**WHAT YOU SHOULD DO:** Repeat the listing in full. Nothing may be added or left out.

**Extracted records:**

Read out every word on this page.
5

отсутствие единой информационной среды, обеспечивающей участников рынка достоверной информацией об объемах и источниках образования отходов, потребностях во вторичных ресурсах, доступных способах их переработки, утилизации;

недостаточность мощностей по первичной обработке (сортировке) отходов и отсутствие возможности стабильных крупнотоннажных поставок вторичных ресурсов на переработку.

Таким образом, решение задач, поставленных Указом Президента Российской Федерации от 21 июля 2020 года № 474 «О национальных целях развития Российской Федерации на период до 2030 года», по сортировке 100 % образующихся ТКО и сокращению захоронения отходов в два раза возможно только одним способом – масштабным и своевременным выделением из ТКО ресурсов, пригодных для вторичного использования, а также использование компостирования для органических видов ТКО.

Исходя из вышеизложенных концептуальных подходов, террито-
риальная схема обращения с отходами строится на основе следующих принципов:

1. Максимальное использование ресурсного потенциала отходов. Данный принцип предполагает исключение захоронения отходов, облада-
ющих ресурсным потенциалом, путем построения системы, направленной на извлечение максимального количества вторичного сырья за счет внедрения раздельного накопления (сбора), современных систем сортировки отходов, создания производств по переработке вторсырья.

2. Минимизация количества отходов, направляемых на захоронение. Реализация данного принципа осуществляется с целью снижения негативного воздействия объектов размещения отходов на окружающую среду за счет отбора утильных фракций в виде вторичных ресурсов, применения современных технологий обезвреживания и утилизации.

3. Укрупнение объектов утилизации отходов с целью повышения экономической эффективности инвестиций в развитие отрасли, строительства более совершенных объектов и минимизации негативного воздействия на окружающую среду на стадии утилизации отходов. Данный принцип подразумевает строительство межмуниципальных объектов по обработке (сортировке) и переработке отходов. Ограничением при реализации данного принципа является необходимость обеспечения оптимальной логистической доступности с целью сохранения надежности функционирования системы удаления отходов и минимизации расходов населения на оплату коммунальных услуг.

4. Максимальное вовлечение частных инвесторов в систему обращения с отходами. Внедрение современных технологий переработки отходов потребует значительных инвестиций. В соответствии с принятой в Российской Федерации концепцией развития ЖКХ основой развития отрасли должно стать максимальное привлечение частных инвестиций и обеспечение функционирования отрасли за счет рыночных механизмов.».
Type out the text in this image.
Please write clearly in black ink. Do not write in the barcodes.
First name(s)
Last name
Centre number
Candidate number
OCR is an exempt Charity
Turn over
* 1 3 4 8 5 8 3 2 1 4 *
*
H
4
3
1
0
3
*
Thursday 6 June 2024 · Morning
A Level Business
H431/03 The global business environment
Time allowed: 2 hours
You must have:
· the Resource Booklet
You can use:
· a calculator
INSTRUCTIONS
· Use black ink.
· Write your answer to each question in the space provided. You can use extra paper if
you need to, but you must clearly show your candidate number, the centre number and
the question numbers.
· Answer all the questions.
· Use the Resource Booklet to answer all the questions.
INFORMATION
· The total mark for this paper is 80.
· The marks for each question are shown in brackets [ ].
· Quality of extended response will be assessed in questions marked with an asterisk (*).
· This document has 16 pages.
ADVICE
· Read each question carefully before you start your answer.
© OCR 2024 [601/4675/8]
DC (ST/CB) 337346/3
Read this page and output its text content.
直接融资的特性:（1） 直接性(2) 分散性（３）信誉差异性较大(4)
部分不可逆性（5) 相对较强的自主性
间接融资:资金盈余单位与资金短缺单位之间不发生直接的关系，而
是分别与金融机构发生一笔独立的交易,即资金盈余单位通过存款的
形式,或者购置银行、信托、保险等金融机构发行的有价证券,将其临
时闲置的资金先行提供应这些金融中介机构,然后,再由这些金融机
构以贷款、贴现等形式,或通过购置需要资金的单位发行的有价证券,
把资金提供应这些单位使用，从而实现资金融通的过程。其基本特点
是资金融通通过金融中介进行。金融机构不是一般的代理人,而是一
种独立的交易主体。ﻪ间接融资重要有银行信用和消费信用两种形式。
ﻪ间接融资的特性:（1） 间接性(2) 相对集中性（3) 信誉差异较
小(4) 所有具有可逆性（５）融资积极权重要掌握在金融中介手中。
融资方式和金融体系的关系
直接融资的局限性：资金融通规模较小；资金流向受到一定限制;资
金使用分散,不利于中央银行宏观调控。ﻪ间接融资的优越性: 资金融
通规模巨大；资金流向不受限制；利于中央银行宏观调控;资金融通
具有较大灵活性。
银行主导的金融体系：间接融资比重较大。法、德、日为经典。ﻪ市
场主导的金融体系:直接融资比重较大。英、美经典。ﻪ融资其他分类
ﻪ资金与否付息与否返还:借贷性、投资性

**EXERCISE RESULT:**
Read out every word on this page.
5

отсутствие единой информационной среды, обеспечивающей участников рынка достоверной информацией об объемах и источниках образования отходов, потребностях во вторичных ресурсах, доступных способах их переработки, утилизации;

недостаточность мощностей по первичной обработке (сортировке) отходов и отсутствие возможности стабильных крупнотоннажных поставок вторичных ресурсов на переработку.

Таким образом, решение задач, поставленных Указом Президента Российской Федерации от 21 июля 2020 года № 474 «О национальных целях развития Российской Федерации на период до 2030 года», по сортировке 100 % образующихся ТКО и сокращению захоронения отходов в два раза возможно только одним способом – масштабным и своевременным выделением из ТКО ресурсов, пригодных для вторичного использования, а также использование компостирования для органических видов ТКО.

Исходя из вышеизложенных концептуальных подходов, террито-
риальная схема обращения с отходами строится на основе следующих принципов:

1. Максимальное использование ресурсного потенциала отходов. Данный принцип предполагает исключение захоронения отходов, облада-
ющих ресурсным потенциалом, путем построения системы, направленной на извлечение максимального количества вторичного сырья за счет внедрения раздельного накопления (сбора), современных систем сортировки отходов, создания производств по переработке вторсырья.

2. Минимизация количества отходов, направляемых на захоронение. Реализация данного принципа осуществляется с целью снижения негативного воздействия объектов размещения отходов на окружающую среду за счет отбора утильных фракций в виде вторичных ресурсов, применения современных технологий обезвреживания и утилизации.

3. Укрупнение объектов утилизации отходов с целью повышения экономической эффективности инвестиций в развитие отрасли, строительства более совершенных объектов и минимизации негативного воздействия на окружающую среду на стадии утилизации отходов. Данный принцип подразумевает строительство межмуниципальных объектов по обработке (сортировке) и переработке отходов. Ограничением при реализации данного принципа является необходимость обеспечения оптимальной логистической доступности с целью сохранения надежности функционирования системы удаления отходов и минимизации расходов населения на оплату коммунальных услуг.

4. Максимальное вовлечение частных инвесторов в систему обращения с отходами. Внедрение современных технологий переработки отходов потребует значительных инвестиций. В соответствии с принятой в Российской Федерации концепцией развития ЖКХ основой развития отрасли должно стать максимальное привлечение частных инвестиций и обеспечение функционирования отрасли за счет рыночных механизмов.».
Type out the text in this image.
Please write clearly in black ink. Do not write in the barcodes.
First name(s)
Last name
Centre number
Candidate number
OCR is an exempt Charity
Turn over
* 1 3 4 8 5 8 3 2 1 4 *
*
H
4
3
1
0
3
*
Thursday 6 June 2024 · Morning
A Level Business
H431/03 The global business environment
Time allowed: 2 hours
You must have:
· the Resource Booklet
You can use:
· a calculator
INSTRUCTIONS
· Use black ink.
· Write your answer to each question in the space provided. You can use extra paper if
you need to, but you must clearly show your candidate number, the centre number and
the question numbers.
· Answer all the questions.
· Use the Resource Booklet to answer all the questions.
INFORMATION
· The total mark for this paper is 80.
· The marks for each question are shown in brackets [ ].
· Quality of extended response will be assessed in questions marked with an asterisk (*).
· This document has 16 pages.
ADVICE
· Read each question carefully before you start your answer.
© OCR 2024 [601/4675/8]
DC (ST/CB) 337346/3
Read this page and output its text content.
直接融资的特性:（1） 直接性(2) 分散性（３）信誉差异性较大(4)
部分不可逆性（5) 相对较强的自主性
间接融资:资金盈余单位与资金短缺单位之间不发生直接的关系，而
是分别与金融机构发生一笔独立的交易,即资金盈余单位通过存款的
形式,或者购置银行、信托、保险等金融机构发行的有价证券,将其临
时闲置的资金先行提供应这些金融中介机构,然后,再由这些金融机
构以贷款、贴现等形式,或通过购置需要资金的单位发行的有价证券,
把资金提供应这些单位使用，从而实现资金融通的过程。其基本特点
是资金融通通过金融中介进行。金融机构不是一般的代理人,而是一
种独立的交易主体。ﻪ间接融资重要有银行信用和消费信用两种形式。
ﻪ间接融资的特性:（1） 间接性(2) 相对集中性（3) 信誉差异较
小(4) 所有具有可逆性（５）融资积极权重要掌握在金融中介手中。
融资方式和金融体系的关系
直接融资的局限性：资金融通规模较小；资金流向受到一定限制;资
金使用分散,不利于中央银行宏观调控。ﻪ间接融资的优越性: 资金融
通规模巨大；资金流向不受限制；利于中央银行宏观调控;资金融通
具有较大灵活性。
银行主导的金融体系：间接融资比重较大。法、德、日为经典。ﻪ市
场主导的金融体系:直接融资比重较大。英、美经典。ﻪ融资其他分类
ﻪ资金与否付息与否返还:借贷性、投资性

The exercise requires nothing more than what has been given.